___ DATASET ROWS

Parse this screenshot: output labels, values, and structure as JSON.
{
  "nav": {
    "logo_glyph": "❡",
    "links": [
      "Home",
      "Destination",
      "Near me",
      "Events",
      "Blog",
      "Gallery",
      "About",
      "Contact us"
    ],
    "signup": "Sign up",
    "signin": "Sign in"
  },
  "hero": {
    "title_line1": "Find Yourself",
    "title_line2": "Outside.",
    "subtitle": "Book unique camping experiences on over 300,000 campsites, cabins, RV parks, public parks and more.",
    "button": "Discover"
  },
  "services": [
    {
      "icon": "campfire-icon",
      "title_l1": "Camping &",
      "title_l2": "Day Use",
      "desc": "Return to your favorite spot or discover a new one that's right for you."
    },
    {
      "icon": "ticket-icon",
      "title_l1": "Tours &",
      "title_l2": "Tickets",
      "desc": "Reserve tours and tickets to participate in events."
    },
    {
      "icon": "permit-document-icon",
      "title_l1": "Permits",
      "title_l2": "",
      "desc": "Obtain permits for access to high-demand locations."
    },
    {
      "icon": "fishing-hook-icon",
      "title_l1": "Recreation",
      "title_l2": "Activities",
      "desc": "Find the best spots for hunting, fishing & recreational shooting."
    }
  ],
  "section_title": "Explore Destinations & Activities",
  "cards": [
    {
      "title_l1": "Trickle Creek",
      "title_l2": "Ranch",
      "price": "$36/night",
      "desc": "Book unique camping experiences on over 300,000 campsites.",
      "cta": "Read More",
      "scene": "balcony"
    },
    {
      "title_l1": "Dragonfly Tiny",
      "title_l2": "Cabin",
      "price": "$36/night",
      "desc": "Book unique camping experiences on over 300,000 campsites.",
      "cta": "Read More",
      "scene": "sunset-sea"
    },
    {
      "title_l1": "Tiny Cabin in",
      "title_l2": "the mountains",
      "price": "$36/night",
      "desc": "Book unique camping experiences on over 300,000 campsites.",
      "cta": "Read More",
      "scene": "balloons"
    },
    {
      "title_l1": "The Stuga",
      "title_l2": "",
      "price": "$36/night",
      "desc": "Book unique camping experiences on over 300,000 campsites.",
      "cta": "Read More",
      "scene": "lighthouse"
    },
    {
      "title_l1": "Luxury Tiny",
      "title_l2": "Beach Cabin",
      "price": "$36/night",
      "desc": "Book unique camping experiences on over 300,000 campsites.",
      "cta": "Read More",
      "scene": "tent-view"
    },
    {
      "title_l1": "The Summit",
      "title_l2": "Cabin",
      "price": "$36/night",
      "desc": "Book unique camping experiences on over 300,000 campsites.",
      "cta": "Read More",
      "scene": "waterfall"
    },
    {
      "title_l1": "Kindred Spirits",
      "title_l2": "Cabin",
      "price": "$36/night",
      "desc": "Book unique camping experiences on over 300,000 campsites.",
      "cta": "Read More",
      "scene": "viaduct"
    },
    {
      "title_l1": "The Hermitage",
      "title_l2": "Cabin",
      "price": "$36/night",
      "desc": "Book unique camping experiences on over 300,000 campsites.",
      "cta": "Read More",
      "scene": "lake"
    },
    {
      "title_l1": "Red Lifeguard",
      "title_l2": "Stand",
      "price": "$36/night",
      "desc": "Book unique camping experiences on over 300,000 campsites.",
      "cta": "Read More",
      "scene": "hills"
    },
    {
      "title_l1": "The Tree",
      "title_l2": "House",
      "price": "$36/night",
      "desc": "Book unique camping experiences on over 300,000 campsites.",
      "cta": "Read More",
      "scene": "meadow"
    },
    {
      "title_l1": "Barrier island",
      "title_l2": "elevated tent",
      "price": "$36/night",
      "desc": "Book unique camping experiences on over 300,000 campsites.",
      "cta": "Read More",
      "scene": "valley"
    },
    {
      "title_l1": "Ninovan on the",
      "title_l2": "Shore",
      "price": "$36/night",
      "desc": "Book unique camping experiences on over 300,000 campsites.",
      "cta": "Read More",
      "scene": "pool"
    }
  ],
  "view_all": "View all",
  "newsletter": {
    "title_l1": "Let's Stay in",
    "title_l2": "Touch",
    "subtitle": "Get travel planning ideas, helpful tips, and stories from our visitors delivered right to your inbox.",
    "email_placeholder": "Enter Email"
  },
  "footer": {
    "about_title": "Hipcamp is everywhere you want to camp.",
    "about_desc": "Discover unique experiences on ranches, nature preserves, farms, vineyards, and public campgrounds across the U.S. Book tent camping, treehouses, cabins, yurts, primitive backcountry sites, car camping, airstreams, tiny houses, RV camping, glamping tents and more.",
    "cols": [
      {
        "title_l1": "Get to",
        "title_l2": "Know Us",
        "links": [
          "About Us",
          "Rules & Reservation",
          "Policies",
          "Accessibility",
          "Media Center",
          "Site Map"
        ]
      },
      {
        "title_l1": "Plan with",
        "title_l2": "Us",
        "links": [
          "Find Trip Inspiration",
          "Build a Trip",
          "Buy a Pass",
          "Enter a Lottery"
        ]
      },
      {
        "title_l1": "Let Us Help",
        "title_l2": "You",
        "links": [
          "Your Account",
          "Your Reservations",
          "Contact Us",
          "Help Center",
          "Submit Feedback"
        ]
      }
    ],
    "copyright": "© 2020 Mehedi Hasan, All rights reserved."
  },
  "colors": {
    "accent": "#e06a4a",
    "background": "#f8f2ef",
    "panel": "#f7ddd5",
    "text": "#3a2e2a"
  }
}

______

- [DO THIS]
Would you restate each of the entries word for word?

- [CORRECT RESULT]
Parse this screenshot: output labels, values, and structure as JSON.
{
  "nav": {
    "logo_glyph": "❡",
    "links": [
      "Home",
      "Destination",
      "Near me",
      "Events",
      "Blog",
      "Gallery",
      "About",
      "Contact us"
    ],
    "signup": "Sign up",
    "signin": "Sign in"
  },
  "hero": {
    "title_line1": "Find Yourself",
    "title_line2": "Outside.",
    "subtitle": "Book unique camping experiences on over 300,000 campsites, cabins, RV parks, public parks and more.",
    "button": "Discover"
  },
  "services": [
    {
      "icon": "campfire-icon",
      "title_l1": "Camping &",
      "title_l2": "Day Use",
      "desc": "Return to your favorite spot or discover a new one that's right for you."
    },
    {
      "icon": "ticket-icon",
      "title_l1": "Tours &",
      "title_l2": "Tickets",
      "desc": "Reserve tours and tickets to participate in events."
    },
    {
      "icon": "permit-document-icon",
      "title_l1": "Permits",
      "title_l2": "",
      "desc": "Obtain permits for access to high-demand locations."
    },
    {
      "icon": "fishing-hook-icon",
      "title_l1": "Recreation",
      "title_l2": "Activities",
      "desc": "Find the best spots for hunting, fishing & recreational shooting."
    }
  ],
  "section_title": "Explore Destinations & Activities",
  "cards": [
    {
      "title_l1": "Trickle Creek",
      "title_l2": "Ranch",
      "price": "$36/night",
      "desc": "Book unique camping experiences on over 300,000 campsites.",
      "cta": "Read More",
      "scene": "balcony"
    },
    {
      "title_l1": "Dragonfly Tiny",
      "title_l2": "Cabin",
      "price": "$36/night",
      "desc": "Book unique camping experiences on over 300,000 campsites.",
      "cta": "Read More",
      "scene": "sunset-sea"
    },
    {
      "title_l1": "Tiny Cabin in",
      "title_l2": "the mountains",
      "price": "$36/night",
      "desc": "Book unique camping experiences on over 300,000 campsites.",
      "cta": "Read More",
      "scene": "balloons"
    },
    {
      "title_l1": "The Stuga",
      "title_l2": "",
      "price": "$36/night",
      "desc": "Book unique camping experiences on over 300,000 campsites.",
      "cta": "Read More",
      "scene": "lighthouse"
    },
    {
      "title_l1": "Luxury Tiny",
      "title_l2": "Beach Cabin",
      "price": "$36/night",
      "desc": "Book unique camping experiences on over 300,000 campsites.",
      "cta": "Read More",
      "scene": "tent-view"
    },
    {
      "title_l1": "The Summit",
      "title_l2": "Cabin",
      "price": "$36/night",
      "desc": "Book unique camping experiences on over 300,000 campsites.",
      "cta": "Read More",
      "scene": "waterfall"
    },
    {
      "title_l1": "Kindred Spirits",
      "title_l2": "Cabin",
      "price": "$36/night",
      "desc": "Book unique camping experiences on over 300,000 campsites.",
      "cta": "Read More",
      "scene": "viaduct"
    },
    {
      "title_l1": "The Hermitage",
      "title_l2": "Cabin",
      "price": "$36/night",
      "desc": "Book unique camping experiences on over 300,000 campsites.",
      "cta": "Read More",
      "scene": "lake"
    },
    {
      "title_l1": "Red Lifeguard",
      "title_l2": "Stand",
      "price": "$36/night",
      "desc": "Book unique camping experiences on over 300,000 campsites.",
      "cta": "Read More",
      "scene": "hills"
    },
    {
      "title_l1": "The Tree",
      "title_l2": "House",
      "price": "$36/night",
      "desc": "Book unique camping experiences on over 300,000 campsites.",
      "cta": "Read More",
      "scene": "meadow"
    },
    {
      "title_l1": "Barrier island",
      "title_l2": "elevated tent",
      "price": "$36/night",
      "desc": "Book unique camping experiences on over 300,000 campsites.",
      "cta": "Read More",
      "scene": "valley"
    },
    {
      "title_l1": "Ninovan on the",
      "title_l2": "Shore",
      "price": "$36/night",
      "desc": "Book unique camping experiences on over 300,000 campsites.",
      "cta": "Read More",
      "scene": "pool"
    }
  ],
  "view_all": "View all",
  "newsletter": {
    "title_l1": "Let's Stay in",
    "title_l2": "Touch",
    "subtitle": "Get travel planning ideas, helpful tips, and stories from our visitors delivered right to your inbox.",
    "email_placeholder": "Enter Email"
  },
  "footer": {
    "about_title": "Hipcamp is everywhere you want to camp.",
    "about_desc": "Discover unique experiences on ranches, nature preserves, farms, vineyards, and public campgrounds across the U.S. Book tent camping, treehouses, cabins, yurts, primitive backcountry sites, car camping, airstreams, tiny houses, RV camping, glamping tents and more.",
    "cols": [
      {
        "title_l1": "Get to",
        "title_l2": "Know Us",
        "links": [
          "About Us",
          "Rules & Reservation",
          "Policies",
          "Accessibility",
          "Media Center",
          "Site Map"
        ]
      },
      {
        "title_l1": "Plan with",
        "title_l2": "Us",
        "links": [
          "Find Trip Inspiration",
          "Build a Trip",
          "Buy a Pass",
          "Enter a Lottery"
        ]
      },
      {
        "title_l1": "Let Us Help",
        "title_l2": "You",
        "links": [
          "Your Account",
          "Your Reservations",
          "Contact Us",
          "Help Center",
          "Submit Feedback"
        ]
      }
    ],
    "copyright": "© 2020 Mehedi Hasan, All rights reserved."
  },
  "colors": {
    "accent": "#e06a4a",
    "background": "#f8f2ef",
    "panel": "#f7ddd5",
    "text": "#3a2e2a"
  }
}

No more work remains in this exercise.